◆ **WORK TO COMPLETE**
Among the entries that follow, some lines contain the word "text". Show all of them.

◆ **LISTED RECORDS**
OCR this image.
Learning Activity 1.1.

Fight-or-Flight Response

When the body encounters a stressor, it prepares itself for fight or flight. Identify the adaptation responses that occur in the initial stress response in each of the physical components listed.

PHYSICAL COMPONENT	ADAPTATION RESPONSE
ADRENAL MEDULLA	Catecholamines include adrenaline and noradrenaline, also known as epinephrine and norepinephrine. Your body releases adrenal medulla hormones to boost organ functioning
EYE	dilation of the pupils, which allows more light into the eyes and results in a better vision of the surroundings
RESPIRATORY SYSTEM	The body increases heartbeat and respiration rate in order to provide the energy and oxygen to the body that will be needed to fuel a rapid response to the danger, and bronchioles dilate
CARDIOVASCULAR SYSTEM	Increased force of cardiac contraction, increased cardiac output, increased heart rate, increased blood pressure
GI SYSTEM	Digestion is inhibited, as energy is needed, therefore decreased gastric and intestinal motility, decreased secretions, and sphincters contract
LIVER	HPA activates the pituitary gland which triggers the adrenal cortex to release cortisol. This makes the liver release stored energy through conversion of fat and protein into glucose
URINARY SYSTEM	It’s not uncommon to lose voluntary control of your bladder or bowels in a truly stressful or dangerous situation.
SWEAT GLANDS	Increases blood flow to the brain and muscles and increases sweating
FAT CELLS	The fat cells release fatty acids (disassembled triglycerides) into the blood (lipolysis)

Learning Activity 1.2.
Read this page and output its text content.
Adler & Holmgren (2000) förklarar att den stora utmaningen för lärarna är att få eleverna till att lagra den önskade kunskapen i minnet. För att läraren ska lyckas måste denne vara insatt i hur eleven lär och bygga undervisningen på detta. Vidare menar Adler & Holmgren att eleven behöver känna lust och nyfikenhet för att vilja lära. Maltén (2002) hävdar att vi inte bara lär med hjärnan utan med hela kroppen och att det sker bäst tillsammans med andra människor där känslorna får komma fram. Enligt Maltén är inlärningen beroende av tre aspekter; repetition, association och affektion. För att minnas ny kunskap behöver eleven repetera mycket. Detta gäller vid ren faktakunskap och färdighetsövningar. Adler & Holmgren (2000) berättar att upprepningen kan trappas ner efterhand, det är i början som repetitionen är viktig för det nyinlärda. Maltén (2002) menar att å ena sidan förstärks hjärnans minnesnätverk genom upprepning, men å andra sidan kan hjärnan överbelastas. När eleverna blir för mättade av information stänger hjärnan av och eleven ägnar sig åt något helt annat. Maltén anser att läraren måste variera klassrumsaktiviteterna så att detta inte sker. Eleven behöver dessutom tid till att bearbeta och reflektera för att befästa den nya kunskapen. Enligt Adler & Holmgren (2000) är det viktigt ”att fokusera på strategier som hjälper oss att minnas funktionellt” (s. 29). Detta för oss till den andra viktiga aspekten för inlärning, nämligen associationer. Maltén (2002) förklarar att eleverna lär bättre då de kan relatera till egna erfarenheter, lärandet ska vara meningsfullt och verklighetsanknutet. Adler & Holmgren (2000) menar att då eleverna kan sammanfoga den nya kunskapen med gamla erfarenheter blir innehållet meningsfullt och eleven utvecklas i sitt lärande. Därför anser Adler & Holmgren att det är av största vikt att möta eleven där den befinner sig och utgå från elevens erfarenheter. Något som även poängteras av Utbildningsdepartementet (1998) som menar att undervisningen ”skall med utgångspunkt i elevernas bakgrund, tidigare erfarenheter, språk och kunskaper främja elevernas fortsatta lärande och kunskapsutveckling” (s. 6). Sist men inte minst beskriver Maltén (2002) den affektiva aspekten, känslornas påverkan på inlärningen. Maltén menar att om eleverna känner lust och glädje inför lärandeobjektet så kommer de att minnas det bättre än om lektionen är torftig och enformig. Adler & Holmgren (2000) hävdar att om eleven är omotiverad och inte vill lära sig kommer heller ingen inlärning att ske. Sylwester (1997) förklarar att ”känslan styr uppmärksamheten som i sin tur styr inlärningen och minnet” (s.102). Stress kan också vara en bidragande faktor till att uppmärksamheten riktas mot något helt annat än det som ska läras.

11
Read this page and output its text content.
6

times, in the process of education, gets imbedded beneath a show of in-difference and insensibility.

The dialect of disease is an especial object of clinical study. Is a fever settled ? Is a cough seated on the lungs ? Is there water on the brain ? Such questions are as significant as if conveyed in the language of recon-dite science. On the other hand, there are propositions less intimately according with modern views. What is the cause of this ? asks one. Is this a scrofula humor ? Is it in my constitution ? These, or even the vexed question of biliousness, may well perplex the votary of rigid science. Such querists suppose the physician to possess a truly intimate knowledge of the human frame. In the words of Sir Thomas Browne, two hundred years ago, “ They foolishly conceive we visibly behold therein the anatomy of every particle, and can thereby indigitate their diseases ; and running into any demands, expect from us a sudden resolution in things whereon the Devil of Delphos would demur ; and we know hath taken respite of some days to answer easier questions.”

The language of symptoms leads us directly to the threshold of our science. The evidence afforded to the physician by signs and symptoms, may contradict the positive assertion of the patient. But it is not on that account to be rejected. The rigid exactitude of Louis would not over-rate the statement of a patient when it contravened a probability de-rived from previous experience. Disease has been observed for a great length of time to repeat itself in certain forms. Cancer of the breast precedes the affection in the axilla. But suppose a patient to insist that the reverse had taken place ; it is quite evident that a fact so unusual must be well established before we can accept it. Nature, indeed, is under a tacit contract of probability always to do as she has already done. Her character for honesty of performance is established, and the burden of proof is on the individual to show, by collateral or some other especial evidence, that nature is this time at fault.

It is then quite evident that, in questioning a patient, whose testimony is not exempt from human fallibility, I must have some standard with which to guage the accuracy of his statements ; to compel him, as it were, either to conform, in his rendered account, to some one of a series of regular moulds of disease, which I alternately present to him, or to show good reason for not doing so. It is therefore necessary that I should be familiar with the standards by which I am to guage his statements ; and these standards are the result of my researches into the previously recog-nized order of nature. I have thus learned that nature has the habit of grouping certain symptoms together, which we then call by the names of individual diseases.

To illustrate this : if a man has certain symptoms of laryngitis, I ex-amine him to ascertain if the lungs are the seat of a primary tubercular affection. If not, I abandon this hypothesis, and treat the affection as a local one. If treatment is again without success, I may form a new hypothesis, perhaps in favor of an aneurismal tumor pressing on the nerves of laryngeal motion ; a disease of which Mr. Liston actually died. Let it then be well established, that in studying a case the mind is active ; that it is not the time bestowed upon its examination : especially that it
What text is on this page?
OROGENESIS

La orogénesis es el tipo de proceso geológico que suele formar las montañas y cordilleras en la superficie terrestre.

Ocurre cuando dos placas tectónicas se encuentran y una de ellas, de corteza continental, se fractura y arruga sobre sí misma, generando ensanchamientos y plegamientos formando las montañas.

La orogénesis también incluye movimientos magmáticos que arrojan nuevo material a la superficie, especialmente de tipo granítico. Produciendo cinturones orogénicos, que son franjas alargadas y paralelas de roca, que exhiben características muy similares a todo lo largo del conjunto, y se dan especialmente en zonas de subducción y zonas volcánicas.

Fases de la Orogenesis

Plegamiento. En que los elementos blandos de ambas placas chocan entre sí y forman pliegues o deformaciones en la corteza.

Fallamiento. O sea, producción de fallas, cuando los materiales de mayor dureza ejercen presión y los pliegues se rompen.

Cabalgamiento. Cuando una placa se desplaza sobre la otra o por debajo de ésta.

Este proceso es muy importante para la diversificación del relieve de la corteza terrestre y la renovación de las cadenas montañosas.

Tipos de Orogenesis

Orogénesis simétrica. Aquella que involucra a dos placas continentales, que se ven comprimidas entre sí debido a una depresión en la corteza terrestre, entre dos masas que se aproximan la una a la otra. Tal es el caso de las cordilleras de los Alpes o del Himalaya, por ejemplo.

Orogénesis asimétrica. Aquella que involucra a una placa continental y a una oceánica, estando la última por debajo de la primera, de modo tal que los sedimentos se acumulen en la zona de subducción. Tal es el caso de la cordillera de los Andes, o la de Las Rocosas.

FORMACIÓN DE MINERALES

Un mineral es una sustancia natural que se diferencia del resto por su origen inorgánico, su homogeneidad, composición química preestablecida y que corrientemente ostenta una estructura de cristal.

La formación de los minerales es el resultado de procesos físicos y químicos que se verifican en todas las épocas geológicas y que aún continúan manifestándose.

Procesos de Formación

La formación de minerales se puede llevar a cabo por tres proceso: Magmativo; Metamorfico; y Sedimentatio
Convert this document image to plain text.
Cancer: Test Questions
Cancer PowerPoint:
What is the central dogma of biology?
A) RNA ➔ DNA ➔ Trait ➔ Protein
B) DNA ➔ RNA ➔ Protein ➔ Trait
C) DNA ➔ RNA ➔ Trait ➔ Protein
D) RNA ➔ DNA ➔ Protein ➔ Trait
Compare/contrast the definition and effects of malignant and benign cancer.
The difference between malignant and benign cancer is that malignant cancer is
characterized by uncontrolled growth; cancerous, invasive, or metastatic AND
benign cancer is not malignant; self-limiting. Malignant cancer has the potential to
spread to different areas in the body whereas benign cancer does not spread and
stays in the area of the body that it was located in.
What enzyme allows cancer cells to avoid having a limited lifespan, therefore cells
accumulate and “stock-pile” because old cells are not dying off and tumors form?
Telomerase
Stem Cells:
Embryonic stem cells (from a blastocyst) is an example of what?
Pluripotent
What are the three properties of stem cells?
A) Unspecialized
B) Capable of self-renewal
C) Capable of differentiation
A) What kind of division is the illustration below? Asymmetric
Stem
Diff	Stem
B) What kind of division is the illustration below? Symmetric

◆ **RESULT OF THE TASK**
Read this page and output its text content.
Read this page and output its text content.
What text is on this page?
Convert this document image to plain text.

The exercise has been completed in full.